(Stored items from a collection)
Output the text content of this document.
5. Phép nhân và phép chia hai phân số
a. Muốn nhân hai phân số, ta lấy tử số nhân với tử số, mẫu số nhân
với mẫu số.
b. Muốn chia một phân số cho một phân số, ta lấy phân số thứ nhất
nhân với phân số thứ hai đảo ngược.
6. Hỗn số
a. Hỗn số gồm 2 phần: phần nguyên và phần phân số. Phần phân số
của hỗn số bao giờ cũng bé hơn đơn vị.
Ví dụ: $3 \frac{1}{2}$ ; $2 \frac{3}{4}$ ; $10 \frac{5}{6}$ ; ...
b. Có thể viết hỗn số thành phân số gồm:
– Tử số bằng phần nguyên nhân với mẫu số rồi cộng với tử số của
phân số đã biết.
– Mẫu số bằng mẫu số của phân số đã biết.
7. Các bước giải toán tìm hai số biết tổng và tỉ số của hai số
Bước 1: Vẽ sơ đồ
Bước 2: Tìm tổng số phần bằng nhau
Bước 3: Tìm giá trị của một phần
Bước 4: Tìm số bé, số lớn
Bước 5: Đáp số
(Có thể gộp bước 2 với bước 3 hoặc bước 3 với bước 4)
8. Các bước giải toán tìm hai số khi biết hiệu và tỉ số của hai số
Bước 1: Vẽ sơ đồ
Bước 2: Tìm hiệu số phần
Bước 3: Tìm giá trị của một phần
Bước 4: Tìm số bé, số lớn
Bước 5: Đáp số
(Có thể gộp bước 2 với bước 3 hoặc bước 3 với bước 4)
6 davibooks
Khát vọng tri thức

* What is needed: Pick out and copy every line that contains the word "tổng".

* Solution to this problem:
7. Các bước giải toán tìm hai số biết tổng và tỉ số của hai số
Bước 2: Tìm tổng số phần bằng nhau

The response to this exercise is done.